===== RECORDS FOR THE EXERCISE =====

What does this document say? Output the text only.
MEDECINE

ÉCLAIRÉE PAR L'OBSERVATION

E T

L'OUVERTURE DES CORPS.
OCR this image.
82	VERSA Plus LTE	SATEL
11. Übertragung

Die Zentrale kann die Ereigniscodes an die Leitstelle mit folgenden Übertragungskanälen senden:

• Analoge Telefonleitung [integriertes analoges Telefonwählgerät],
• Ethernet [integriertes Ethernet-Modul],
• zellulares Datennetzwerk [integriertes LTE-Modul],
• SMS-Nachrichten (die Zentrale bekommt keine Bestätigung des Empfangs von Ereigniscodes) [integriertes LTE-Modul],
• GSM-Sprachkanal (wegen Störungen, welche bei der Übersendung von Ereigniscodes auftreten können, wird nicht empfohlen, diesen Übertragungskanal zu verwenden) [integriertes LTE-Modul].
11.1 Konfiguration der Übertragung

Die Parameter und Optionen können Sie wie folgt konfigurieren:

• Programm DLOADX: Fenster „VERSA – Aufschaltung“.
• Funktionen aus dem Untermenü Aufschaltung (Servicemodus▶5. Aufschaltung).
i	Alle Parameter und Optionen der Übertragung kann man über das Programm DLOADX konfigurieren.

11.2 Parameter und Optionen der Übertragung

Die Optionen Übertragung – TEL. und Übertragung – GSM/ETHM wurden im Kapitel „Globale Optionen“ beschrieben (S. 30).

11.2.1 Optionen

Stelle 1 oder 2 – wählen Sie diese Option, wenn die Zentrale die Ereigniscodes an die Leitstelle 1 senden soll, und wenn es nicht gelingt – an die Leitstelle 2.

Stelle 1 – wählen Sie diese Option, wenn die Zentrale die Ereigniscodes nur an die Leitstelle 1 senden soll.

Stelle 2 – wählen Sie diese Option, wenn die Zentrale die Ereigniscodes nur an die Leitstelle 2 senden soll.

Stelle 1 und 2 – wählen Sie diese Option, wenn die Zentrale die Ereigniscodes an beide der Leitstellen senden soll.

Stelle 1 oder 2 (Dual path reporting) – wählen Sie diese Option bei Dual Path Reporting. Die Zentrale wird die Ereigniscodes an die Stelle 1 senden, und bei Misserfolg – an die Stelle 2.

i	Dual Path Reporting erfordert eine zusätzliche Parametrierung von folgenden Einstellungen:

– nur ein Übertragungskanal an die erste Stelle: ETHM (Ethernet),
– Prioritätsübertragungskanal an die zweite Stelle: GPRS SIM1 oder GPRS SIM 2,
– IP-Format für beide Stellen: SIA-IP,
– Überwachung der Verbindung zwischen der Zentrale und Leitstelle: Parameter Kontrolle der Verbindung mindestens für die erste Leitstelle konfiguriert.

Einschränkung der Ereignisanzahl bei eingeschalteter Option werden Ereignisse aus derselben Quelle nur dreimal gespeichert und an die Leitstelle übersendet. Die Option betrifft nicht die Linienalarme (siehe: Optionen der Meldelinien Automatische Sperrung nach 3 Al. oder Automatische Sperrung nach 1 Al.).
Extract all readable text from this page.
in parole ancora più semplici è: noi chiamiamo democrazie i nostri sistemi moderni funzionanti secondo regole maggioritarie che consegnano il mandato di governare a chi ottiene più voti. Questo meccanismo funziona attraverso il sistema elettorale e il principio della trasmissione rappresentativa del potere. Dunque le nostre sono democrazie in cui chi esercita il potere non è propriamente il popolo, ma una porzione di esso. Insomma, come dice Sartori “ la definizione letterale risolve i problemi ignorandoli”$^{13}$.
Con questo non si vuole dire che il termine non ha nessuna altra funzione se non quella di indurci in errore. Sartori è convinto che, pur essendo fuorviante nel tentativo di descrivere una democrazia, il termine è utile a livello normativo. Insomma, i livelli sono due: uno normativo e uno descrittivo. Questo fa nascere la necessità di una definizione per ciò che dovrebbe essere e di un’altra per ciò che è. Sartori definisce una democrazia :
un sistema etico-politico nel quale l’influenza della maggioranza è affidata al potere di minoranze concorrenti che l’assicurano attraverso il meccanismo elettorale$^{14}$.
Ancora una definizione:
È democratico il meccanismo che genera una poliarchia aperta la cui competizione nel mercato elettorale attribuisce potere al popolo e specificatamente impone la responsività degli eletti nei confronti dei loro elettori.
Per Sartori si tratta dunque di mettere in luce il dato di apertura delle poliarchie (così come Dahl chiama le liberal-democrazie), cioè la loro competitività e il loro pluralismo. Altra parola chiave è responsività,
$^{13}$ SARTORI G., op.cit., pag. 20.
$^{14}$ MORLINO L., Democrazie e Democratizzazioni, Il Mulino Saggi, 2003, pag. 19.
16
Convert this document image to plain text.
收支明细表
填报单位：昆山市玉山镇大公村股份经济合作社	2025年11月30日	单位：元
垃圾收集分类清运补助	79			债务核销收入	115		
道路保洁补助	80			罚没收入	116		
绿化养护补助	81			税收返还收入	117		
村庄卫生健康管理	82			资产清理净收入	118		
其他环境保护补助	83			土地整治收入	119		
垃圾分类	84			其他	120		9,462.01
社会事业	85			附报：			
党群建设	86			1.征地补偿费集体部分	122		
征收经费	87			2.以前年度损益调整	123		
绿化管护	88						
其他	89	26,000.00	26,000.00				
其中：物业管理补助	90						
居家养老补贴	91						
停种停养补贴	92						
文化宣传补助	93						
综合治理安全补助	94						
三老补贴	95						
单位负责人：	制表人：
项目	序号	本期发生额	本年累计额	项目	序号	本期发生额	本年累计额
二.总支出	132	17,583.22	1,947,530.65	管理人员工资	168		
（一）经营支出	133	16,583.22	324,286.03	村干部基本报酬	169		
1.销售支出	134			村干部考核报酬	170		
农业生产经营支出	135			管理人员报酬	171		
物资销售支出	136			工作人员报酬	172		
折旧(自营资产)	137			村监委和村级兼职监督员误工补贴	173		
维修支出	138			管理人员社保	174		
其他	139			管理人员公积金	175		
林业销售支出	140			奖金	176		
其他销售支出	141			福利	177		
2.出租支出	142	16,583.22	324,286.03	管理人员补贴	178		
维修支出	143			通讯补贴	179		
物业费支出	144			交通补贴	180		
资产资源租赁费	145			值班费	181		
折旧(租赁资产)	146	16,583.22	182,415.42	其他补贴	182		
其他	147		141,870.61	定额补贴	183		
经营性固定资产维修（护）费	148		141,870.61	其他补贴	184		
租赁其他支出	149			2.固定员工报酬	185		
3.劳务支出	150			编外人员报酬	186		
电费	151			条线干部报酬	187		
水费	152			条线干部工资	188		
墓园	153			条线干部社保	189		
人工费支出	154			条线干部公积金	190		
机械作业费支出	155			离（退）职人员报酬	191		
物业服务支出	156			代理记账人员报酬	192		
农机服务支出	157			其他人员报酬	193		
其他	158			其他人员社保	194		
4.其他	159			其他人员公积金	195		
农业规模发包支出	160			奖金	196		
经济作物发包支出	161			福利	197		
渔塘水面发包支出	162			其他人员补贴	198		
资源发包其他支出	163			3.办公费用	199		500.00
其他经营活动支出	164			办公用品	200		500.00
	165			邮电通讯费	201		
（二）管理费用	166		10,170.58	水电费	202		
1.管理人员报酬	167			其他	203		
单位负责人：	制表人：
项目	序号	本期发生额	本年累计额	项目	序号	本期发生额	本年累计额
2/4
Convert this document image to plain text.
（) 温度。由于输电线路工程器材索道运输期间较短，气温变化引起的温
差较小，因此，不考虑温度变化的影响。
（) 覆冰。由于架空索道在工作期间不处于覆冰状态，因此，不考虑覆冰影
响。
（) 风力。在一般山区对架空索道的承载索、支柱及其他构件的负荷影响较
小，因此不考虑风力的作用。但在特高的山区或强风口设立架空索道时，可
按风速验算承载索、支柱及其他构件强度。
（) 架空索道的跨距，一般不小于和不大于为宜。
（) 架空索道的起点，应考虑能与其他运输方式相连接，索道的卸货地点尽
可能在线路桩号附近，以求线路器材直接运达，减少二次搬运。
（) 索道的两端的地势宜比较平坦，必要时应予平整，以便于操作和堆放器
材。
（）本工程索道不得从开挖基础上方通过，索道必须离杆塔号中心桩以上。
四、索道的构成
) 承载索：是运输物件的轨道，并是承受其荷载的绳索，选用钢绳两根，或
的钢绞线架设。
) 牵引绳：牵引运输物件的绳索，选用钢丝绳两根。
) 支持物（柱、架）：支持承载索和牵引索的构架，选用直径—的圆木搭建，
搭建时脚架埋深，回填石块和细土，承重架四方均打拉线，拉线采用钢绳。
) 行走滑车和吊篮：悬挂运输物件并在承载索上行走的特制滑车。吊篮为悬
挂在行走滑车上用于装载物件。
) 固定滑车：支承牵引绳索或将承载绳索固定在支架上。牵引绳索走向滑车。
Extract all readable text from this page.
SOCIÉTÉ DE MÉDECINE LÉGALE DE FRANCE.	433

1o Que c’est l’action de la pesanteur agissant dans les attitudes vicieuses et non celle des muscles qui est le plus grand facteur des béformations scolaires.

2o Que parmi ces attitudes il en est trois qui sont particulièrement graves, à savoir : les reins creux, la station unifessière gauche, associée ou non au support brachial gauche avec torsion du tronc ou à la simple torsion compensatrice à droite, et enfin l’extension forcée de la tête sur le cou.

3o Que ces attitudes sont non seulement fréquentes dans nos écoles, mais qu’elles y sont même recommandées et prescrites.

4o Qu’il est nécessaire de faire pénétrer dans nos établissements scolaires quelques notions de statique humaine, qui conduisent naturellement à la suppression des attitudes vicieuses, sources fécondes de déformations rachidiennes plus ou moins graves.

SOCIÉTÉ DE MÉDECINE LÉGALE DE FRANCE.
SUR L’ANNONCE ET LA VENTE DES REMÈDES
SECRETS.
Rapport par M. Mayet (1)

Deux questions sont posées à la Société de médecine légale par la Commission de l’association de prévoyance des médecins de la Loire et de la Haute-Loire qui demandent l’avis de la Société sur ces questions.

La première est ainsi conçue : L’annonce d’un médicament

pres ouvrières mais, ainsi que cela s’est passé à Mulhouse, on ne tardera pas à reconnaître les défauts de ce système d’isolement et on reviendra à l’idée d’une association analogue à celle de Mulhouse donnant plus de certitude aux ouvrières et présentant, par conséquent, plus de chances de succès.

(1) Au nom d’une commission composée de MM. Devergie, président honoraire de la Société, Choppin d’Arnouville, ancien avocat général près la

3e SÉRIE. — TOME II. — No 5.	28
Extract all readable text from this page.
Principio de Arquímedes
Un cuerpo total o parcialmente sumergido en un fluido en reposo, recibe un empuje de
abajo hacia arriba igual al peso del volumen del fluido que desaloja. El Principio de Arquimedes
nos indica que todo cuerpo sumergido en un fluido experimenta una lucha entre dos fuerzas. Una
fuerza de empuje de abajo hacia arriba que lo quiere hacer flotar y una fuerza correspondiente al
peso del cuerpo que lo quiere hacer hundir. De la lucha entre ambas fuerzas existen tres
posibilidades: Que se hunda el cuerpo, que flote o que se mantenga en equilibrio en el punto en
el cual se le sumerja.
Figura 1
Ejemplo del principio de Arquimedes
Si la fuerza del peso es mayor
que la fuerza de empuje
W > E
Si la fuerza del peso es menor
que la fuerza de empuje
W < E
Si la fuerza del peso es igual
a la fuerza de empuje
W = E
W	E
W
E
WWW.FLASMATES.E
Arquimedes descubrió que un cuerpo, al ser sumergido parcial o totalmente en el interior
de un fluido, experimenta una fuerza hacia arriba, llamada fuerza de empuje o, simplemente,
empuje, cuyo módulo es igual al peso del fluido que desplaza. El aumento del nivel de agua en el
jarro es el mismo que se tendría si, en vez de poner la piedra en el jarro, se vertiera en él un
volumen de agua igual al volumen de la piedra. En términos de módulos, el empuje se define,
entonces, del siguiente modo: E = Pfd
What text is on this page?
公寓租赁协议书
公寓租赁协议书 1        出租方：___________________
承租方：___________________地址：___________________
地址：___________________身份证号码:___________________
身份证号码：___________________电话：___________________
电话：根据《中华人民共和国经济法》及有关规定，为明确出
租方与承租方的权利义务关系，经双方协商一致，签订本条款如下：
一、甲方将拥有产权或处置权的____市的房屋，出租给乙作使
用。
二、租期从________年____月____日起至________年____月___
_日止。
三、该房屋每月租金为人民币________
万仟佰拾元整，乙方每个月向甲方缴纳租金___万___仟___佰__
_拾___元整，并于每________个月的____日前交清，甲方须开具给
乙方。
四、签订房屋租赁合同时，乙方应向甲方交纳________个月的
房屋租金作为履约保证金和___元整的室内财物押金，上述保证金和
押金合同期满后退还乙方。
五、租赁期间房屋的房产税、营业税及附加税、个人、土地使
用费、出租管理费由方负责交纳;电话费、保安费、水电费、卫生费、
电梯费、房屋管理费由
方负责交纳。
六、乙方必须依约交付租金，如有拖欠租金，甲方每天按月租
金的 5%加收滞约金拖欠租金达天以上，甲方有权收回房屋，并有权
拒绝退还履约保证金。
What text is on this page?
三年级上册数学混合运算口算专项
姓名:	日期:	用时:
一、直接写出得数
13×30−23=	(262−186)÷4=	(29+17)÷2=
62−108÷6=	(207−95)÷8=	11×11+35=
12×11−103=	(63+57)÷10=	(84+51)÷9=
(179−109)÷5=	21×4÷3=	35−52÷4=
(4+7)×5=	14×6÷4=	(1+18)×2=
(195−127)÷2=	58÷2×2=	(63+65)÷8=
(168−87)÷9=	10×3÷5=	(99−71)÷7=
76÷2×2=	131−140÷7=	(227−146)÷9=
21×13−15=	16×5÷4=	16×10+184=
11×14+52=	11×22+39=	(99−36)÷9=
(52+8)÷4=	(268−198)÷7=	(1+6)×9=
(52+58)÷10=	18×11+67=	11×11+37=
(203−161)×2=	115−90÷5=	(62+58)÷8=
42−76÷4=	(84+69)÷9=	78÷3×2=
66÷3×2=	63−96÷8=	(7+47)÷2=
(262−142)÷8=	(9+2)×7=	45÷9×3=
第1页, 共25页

=====

§ SHORT PROBLEM
Every line above that contains the word "soll" should be reported.

§ THE RESPONSE
Stelle 1 oder 2 – wählen Sie diese Option, wenn die Zentrale die Ereigniscodes an die Leitstelle 1 senden soll, und wenn es nicht gelingt – an die Leitstelle 2.
Stelle 1 – wählen Sie diese Option, wenn die Zentrale die Ereigniscodes nur an die Leitstelle 1 senden soll.
Stelle 2 – wählen Sie diese Option, wenn die Zentrale die Ereigniscodes nur an die Leitstelle 2 senden soll.
Stelle 1 und 2 – wählen Sie diese Option, wenn die Zentrale die Ereigniscodes an beide der Leitstellen senden soll.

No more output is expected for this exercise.